Kampf um „Malle“
Der Hildener Unternehmer Jörg Lück hat sich vor 17 Jahren den Begriff „Malle“schützen lassen. Seitdem kämpft er um die Marke und lässt Discobetreiber und Partyveranstalter abmahnen. Und kürzlich einen Blogger. Der wehrt sich nun.
HILDEN/PALMA Jörg Lück (55) ist sich keiner Schuld bewusst: „Ich arbeite seit vielen Jahren an der Marke und versuche nur, sie sauber zu halten“, sagt der Hildener Unternehmer. Gemeint ist der Begriff „Malle“, den er sich vor 17 Jahre beim Europäischen Markenamt schützen ließ. Schon im Jahr darauf habe er jemanden abmahnen lassen, der den Begriff kommerziell nutzte. „Wir mahnen seit Jahren ab“, berichtet Lück. Er sitzt an einem Tisch in seinem Garten in der Hildener Innenstadt, vor ihm liegen mehrere CDs, die alle irgendwo den Namen „Malle“tragen und an denen er maßgeblich beteiligt war, wie er erklärt. Das Wort „Malle“dürfte dem Großteil der Deutschen bekannt sein: Es hat sich als umgangssprachliche Bezeichnung für die Urlaubsinsel Mallorca durchgesetzt.

(Erfasste Daten):
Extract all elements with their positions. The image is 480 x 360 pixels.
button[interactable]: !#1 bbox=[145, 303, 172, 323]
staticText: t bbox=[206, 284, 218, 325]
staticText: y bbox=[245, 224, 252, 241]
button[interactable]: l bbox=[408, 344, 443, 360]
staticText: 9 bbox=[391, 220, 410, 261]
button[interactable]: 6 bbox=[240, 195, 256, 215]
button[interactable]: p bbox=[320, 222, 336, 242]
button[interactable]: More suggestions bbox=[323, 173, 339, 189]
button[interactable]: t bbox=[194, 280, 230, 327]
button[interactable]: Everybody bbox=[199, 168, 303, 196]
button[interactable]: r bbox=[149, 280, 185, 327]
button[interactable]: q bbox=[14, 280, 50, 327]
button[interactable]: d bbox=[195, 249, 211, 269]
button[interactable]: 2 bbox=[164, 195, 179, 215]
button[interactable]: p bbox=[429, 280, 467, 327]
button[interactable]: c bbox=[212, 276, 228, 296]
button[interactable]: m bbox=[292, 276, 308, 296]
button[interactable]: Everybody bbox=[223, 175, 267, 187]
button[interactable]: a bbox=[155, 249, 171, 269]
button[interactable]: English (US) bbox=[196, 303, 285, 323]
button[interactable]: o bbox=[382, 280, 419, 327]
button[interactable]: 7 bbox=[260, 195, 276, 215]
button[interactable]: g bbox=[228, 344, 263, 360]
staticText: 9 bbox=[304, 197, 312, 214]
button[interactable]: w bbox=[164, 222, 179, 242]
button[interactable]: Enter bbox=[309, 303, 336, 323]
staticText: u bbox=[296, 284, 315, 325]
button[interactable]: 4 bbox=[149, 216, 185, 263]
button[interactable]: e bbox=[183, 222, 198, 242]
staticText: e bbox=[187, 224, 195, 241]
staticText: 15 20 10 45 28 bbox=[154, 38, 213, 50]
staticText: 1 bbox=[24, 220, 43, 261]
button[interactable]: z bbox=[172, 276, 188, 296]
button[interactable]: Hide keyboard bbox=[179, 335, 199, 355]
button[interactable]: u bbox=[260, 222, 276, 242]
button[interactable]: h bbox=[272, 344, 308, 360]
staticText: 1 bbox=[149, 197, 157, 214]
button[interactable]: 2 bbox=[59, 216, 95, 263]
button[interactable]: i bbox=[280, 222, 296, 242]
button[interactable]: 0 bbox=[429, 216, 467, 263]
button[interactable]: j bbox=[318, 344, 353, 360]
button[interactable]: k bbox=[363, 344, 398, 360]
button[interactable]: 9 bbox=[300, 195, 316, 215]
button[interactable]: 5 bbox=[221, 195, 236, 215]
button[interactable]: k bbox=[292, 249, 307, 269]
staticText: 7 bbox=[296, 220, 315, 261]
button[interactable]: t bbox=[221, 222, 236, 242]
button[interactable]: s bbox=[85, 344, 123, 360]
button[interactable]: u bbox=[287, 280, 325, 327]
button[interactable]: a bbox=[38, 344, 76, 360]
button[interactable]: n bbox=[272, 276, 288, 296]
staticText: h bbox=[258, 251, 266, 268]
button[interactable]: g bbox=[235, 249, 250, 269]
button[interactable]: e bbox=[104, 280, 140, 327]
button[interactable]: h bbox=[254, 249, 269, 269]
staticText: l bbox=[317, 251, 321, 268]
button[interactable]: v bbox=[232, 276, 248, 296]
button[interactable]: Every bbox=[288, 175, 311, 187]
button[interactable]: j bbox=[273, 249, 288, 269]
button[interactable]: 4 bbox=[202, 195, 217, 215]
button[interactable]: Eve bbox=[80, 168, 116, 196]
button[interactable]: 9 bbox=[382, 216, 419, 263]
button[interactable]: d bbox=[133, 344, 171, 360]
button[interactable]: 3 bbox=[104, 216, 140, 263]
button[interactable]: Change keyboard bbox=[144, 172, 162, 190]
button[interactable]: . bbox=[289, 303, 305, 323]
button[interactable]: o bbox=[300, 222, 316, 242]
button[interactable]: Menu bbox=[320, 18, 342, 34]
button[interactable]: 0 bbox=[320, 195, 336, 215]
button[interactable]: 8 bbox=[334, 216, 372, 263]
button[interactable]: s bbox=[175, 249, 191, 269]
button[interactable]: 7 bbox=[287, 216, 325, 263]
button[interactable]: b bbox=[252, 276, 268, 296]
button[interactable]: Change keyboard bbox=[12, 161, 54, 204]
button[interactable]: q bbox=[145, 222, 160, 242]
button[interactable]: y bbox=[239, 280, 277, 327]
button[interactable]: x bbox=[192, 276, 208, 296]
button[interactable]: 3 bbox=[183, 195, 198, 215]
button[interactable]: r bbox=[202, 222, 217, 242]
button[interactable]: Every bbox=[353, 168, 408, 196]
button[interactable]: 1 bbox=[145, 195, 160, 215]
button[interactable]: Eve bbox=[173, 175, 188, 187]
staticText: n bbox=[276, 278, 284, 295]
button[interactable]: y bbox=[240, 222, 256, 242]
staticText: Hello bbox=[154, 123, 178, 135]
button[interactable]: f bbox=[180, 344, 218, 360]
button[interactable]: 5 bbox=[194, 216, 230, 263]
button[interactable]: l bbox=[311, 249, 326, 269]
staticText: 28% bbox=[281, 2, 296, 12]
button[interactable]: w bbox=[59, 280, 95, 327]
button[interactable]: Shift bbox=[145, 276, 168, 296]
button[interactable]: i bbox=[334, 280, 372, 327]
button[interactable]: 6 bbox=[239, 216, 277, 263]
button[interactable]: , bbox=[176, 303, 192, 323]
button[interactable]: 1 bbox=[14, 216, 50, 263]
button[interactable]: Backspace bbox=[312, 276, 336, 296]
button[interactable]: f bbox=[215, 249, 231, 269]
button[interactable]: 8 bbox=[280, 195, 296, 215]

--

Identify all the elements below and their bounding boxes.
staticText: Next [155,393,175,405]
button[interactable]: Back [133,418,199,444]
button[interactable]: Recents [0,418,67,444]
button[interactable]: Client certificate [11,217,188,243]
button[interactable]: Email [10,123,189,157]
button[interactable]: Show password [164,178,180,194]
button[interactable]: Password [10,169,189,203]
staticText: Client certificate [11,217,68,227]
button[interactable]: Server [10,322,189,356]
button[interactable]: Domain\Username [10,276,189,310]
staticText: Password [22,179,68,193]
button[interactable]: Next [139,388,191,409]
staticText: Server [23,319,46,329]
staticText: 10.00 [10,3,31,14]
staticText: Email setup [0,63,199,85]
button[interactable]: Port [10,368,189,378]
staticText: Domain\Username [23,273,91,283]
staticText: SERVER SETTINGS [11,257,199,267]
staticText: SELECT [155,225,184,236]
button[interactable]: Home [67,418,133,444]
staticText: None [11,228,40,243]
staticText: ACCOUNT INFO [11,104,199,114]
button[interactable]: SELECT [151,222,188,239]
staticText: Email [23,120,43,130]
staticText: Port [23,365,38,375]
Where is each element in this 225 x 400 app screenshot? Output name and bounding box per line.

(Aufgabe 1): Der Artikel über den Streit um „Malle“ hat einen Absatz, der mit „Der Hildener Unternehmer“ beginnt. Nenne alle Personen oder Gruppen, die Lück laut diesem Absatz abmahnen lässt.
(Aufgabe 2):
Beantworte anhand des Artikels über den Streit um „Malle“ diese Fragen:
(a) Wie alt ist Jörg Lück?
(b) Bei welcher Stelle ließ er den Begriff „Malle“ schützen?
(c) Wo sitzt Lück während des Gesprächs?
(Aufgabe 3): Schreibe den Artikel über den Streit um „Malle“ nach seinem letzten Satz weiter.
Die Auflistung wird zum Lösen nicht gebraucht.

(Lösung 1): Discobetreiber, Partyveranstalter, ein Blogger

(Lösung 2):
(a) 55 Jahre
(b) Beim Europäischen Markenamt
(c) An einem Tisch in seinem Garten in der Hildener Innenstadt

(Lösung 3):
Holger Seyfried vom Internetblog „Reisetiger“berichtet oft über die Lieblingsinsel der Deutschen. In einem Artikel tauchte dreimal der Begriff „Malle“auf. „Für den strittigen Mallorca-Artikel, in dem genau drei Mal das Wort „Malle“vorkommt, sollen wir derzeit 1822,96 Euro zahlen. Und da ist die Lizenzierung noch nicht mit drin. In der Unterlassungserklärung sollen wir uns zudem verpflichten, für jede Zuwiderhandlung automatisch eine Vertragsstrafe von 3000 Euro zu zahlen“, erklärt er in einem Blogeintrag.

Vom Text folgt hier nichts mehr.